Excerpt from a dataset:

++++++++++++++++++++

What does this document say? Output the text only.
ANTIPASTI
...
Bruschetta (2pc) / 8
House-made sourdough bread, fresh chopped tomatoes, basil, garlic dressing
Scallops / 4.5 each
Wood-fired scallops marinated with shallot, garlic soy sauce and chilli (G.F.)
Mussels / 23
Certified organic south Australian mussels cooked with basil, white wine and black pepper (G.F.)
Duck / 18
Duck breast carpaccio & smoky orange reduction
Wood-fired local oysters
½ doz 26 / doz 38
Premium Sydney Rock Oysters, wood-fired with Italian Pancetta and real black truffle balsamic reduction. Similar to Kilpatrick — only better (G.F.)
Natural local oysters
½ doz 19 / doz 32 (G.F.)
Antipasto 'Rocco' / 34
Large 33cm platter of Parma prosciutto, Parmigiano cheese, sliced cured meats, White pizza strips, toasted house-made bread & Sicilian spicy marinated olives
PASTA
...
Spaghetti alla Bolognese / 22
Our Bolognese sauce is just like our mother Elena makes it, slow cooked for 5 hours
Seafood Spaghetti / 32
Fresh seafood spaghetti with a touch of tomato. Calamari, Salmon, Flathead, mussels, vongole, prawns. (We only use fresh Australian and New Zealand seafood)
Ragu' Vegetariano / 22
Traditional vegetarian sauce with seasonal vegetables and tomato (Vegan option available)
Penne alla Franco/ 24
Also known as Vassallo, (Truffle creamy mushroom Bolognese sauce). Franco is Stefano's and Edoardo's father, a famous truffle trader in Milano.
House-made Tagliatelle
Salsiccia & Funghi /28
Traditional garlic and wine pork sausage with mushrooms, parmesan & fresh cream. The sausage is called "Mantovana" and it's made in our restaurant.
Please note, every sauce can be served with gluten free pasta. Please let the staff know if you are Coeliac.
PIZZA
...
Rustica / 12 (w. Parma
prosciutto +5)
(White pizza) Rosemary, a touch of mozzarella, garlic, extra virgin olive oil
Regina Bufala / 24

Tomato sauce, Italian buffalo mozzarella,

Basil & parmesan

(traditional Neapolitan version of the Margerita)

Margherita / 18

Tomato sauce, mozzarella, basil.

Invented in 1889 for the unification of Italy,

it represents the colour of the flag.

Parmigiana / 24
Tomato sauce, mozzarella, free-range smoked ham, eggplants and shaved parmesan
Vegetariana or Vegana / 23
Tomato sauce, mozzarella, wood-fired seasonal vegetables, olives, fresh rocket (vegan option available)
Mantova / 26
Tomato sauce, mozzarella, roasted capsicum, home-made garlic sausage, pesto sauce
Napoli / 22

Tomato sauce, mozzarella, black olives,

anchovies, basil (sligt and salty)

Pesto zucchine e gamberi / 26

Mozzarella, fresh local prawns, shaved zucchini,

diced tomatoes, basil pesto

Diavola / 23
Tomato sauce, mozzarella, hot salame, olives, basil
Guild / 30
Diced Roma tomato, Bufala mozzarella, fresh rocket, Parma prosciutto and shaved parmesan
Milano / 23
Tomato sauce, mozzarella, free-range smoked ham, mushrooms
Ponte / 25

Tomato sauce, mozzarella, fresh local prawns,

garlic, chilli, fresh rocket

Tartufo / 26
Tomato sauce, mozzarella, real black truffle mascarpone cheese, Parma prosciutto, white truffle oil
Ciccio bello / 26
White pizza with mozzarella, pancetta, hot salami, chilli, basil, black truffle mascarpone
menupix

++++++++++++++++++++

• **Exercise objective**
Write out every entry word for word.

• **Response**
What does this document say? Output the text only.
ANTIPASTI
...
Bruschetta (2pc) / 8
House-made sourdough bread, fresh chopped tomatoes, basil, garlic dressing
Scallops / 4.5 each
Wood-fired scallops marinated with shallot, garlic soy sauce and chilli (G.F.)
Mussels / 23
Certified organic south Australian mussels cooked with basil, white wine and black pepper (G.F.)
Duck / 18
Duck breast carpaccio & smoky orange reduction
Wood-fired local oysters
½ doz 26 / doz 38
Premium Sydney Rock Oysters, wood-fired with Italian Pancetta and real black truffle balsamic reduction. Similar to Kilpatrick — only better (G.F.)
Natural local oysters
½ doz 19 / doz 32 (G.F.)
Antipasto 'Rocco' / 34
Large 33cm platter of Parma prosciutto, Parmigiano cheese, sliced cured meats, White pizza strips, toasted house-made bread & Sicilian spicy marinated olives
PASTA
...
Spaghetti alla Bolognese / 22
Our Bolognese sauce is just like our mother Elena makes it, slow cooked for 5 hours
Seafood Spaghetti / 32
Fresh seafood spaghetti with a touch of tomato. Calamari, Salmon, Flathead, mussels, vongole, prawns. (We only use fresh Australian and New Zealand seafood)
Ragu' Vegetariano / 22
Traditional vegetarian sauce with seasonal vegetables and tomato (Vegan option available)
Penne alla Franco/ 24
Also known as Vassallo, (Truffle creamy mushroom Bolognese sauce). Franco is Stefano's and Edoardo's father, a famous truffle trader in Milano.
House-made Tagliatelle
Salsiccia & Funghi /28
Traditional garlic and wine pork sausage with mushrooms, parmesan & fresh cream. The sausage is called "Mantovana" and it's made in our restaurant.
Please note, every sauce can be served with gluten free pasta. Please let the staff know if you are Coeliac.
PIZZA
...
Rustica / 12 (w. Parma
prosciutto +5)
(White pizza) Rosemary, a touch of mozzarella, garlic, extra virgin olive oil
Regina Bufala / 24

Tomato sauce, Italian buffalo mozzarella,

Basil & parmesan

(traditional Neapolitan version of the Margerita)

Margherita / 18

Tomato sauce, mozzarella, basil.

Invented in 1889 for the unification of Italy,

it represents the colour of the flag.

Parmigiana / 24
Tomato sauce, mozzarella, free-range smoked ham, eggplants and shaved parmesan
Vegetariana or Vegana / 23
Tomato sauce, mozzarella, wood-fired seasonal vegetables, olives, fresh rocket (vegan option available)
Mantova / 26
Tomato sauce, mozzarella, roasted capsicum, home-made garlic sausage, pesto sauce
Napoli / 22

Tomato sauce, mozzarella, black olives,

anchovies, basil (sligt and salty)

Pesto zucchine e gamberi / 26

Mozzarella, fresh local prawns, shaved zucchini,

diced tomatoes, basil pesto

Diavola / 23
Tomato sauce, mozzarella, hot salame, olives, basil
Guild / 30
Diced Roma tomato, Bufala mozzarella, fresh rocket, Parma prosciutto and shaved parmesan
Milano / 23
Tomato sauce, mozzarella, free-range smoked ham, mushrooms
Ponte / 25

Tomato sauce, mozzarella, fresh local prawns,

garlic, chilli, fresh rocket

Tartufo / 26
Tomato sauce, mozzarella, real black truffle mascarpone cheese, Parma prosciutto, white truffle oil
Ciccio bello / 26
White pizza with mozzarella, pancetta, hot salami, chilli, basil, black truffle mascarpone
menupix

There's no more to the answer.